# Written exercise:
Print the stretch of the Pimp Lyrics & Dollar Signs album page from "Studio album by Sean" through "Shorter and Wicked.", copying it word for word.

Studio album by Sean T
- Released: November 5, 1996
- Genre: Gangsta rap
- Length: 1:06:04
- Label: Young Gotti Records
- Producer: Sean T; G-Man Stan; Shannon Lacy;

Sean T chronology
| Straight from the Streets (1993) | Pimp Lyrics & Dollar Signs (1996) | Heated (2000) |

= Pimp Lyrics & Dollar Signs =

Pimp Lyrics & Dollar Signs is the second studio album by American rapper Sean T. It was released on November 5, 1996, via Young Gotti Records. Production was handled by Sean T himself and G-Man Stan, who also served as executive producer together with Robert "RJ" Johnson. It features guest appearances from Baby Lee, Mac & A.K., Prime Suspect, Scoot Dogg, Sam Joseph, Shannon Lacy, Stacy Hogg, Theresa Shorter and Wicked.

==Track listing==

| No. | Title | Writer(s) | Producer(s) | Length |
|---|---|---|---|---|
| 1. | "Intro" |  |  | 0:36 |
| 2. | "Pimp Lyrics & Dollar Signs" (featuring Scoot Dogg) | Sean Thompson; Daniel Smith; | G-Man Stan | 4:24 |
| 3. | "Hit Da Corner" | Thompson; Stan Keith; | Sean T | 4:05 |
| 4. | "All It Takes" | Thompson | Sean T | 3:34 |
| 5. | "Somethin 2 Ride 2" (featuring Baby Lee) | Thompson | Sean T | 4:32 |
| 6. | "All in a Niggas Look" (featuring Prime Suspect) | Thompson; D. McCann; E. Warren; J. Scott; Keith; | Sean T; G-Man Stan; | 4:26 |
| 7. | "Lyrical Trip" | Thompson | Sean T | 3:20 |
| 8. | "Another Jack" | Thompson | Sean T | 4:29 |
| 9. | "Reality" | Thompson | Sean T | 3:59 |
| 10. | "Ghetto Situations" | Thompson; Keith; Shannon Lacy; | G-Man Stan | 3:53 |
| 11. | "Street Life" | Thompson | Sean T | 4:00 |
| 12. | "Against the Grain" | Thompson; Keith; Lacy; | G-Man Stan; Shannon Lacy; | 4:17 |
| 13. | "If You Only Knew" (featuring Mac & A.K.) | Thompson; Eric Gordon; Keith Gordon; Keith; | G-Man Stan | 3:56 |
| 14. | "If It Ain't Gee" |  | G-Man Stan | 4:08 |
| 15. | "Way 2 Much on It" | Thompson; Keith; | G-Man Stan | 4:36 |
| 16. | "Somethin 2 Ride 2 (Radio) / Bonus Track" | Thompson | Sean T | 7:50 |
| Total length: |  |  |  | 1:06:04 |

==Personnel==
- Sean Miguel "Sean T" Thompson – rap vocals, keyboards, drum programming, producer (tracks: 3–9, 11, 16)

# Dataset excerpts:
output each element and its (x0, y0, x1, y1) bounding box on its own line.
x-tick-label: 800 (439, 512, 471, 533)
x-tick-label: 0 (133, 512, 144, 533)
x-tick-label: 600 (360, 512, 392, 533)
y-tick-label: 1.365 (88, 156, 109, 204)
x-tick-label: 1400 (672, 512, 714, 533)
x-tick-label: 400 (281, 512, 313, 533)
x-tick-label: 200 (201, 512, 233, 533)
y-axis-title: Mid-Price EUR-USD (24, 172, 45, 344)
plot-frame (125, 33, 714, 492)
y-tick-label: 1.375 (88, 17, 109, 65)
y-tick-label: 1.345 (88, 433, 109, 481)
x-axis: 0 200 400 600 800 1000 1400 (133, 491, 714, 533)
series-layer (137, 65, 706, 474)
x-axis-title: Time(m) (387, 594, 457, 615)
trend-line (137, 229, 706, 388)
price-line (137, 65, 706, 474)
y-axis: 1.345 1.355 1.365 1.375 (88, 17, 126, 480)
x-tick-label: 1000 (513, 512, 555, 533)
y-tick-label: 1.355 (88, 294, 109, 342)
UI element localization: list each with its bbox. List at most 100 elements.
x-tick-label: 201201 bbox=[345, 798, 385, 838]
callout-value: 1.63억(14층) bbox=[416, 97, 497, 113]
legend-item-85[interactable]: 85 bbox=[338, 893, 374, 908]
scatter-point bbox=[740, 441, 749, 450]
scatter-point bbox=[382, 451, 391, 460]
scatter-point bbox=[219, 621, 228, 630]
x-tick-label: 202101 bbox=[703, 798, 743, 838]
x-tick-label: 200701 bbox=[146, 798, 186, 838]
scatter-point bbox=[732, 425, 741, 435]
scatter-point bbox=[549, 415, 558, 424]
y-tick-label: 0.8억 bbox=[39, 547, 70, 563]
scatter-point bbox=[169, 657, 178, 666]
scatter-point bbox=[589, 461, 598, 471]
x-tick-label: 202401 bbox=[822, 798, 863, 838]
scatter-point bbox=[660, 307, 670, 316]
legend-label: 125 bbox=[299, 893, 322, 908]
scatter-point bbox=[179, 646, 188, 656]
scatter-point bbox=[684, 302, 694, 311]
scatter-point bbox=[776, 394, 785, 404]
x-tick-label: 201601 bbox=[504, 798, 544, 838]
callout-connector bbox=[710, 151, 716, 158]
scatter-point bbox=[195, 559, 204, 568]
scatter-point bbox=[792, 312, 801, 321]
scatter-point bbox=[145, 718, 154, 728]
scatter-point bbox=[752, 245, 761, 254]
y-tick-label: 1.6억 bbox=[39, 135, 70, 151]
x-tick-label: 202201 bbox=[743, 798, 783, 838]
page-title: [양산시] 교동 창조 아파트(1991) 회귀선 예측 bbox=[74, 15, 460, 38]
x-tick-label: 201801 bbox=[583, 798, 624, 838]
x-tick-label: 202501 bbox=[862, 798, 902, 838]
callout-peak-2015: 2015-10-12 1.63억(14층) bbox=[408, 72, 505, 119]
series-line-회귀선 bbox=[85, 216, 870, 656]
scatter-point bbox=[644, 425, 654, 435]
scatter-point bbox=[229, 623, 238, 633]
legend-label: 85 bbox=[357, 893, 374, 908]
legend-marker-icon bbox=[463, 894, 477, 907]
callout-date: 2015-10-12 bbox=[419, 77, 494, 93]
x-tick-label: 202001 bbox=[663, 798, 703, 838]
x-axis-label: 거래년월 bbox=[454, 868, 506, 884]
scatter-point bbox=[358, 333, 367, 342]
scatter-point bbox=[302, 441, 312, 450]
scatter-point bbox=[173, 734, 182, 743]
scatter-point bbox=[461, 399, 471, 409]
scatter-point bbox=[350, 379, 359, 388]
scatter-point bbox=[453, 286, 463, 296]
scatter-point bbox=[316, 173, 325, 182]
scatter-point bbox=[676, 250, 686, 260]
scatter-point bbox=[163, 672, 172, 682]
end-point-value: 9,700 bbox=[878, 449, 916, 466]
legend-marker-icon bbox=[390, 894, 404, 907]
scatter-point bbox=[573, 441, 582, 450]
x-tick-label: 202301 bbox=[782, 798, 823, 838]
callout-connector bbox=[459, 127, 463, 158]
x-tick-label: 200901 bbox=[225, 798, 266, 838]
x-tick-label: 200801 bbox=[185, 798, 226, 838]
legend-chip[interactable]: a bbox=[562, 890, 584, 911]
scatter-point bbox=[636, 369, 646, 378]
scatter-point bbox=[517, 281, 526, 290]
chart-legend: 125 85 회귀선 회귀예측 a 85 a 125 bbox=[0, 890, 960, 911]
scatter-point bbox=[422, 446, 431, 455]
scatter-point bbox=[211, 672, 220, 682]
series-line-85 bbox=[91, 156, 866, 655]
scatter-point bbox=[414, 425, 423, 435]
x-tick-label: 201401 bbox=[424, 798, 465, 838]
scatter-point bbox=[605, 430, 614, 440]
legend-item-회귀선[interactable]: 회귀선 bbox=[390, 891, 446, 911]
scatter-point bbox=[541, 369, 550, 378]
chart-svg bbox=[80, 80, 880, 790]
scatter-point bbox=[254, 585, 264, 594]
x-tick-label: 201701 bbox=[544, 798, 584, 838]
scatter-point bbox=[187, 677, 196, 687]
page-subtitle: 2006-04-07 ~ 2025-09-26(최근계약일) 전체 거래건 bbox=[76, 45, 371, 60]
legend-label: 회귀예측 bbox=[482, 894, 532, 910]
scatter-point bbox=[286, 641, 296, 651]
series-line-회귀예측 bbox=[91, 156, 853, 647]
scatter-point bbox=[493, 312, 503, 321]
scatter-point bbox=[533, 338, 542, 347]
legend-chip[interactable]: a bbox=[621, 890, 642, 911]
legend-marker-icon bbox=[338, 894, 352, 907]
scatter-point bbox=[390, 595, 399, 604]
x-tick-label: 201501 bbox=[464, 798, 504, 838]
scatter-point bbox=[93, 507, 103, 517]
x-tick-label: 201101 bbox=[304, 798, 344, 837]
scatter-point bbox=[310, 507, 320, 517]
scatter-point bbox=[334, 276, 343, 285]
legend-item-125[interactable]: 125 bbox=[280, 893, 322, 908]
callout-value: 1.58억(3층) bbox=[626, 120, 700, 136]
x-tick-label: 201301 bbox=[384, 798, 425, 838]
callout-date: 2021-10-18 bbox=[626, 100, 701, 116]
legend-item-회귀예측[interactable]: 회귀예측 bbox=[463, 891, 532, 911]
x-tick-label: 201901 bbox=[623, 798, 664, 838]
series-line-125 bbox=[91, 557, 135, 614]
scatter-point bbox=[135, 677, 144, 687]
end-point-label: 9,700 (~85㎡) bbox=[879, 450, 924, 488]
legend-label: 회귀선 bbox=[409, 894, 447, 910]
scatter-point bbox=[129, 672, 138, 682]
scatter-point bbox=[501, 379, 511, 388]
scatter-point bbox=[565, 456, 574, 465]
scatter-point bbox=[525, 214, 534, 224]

# Task output:
Studio album by Sean T
- Released: November 5, 1996
- Genre: Gangsta rap
- Length: 1:06:04
- Label: Young Gotti Records
- Producer: Sean T; G-Man Stan; Shannon Lacy;

Sean T chronology
| Straight from the Streets (1993) | Pimp Lyrics & Dollar Signs (1996) | Heated (2000) |

= Pimp Lyrics & Dollar Signs =

Pimp Lyrics & Dollar Signs is the second studio album by American rapper Sean T. It was released on November 5, 1996, via Young Gotti Records. Production was handled by Sean T himself and G-Man Stan, who also served as executive producer together with Robert "RJ" Johnson. It features guest appearances from Baby Lee, Mac & A.K., Prime Suspect, Scoot Dogg, Sam Joseph, Shannon Lacy, Stacy Hogg, Theresa Shorter and Wicked.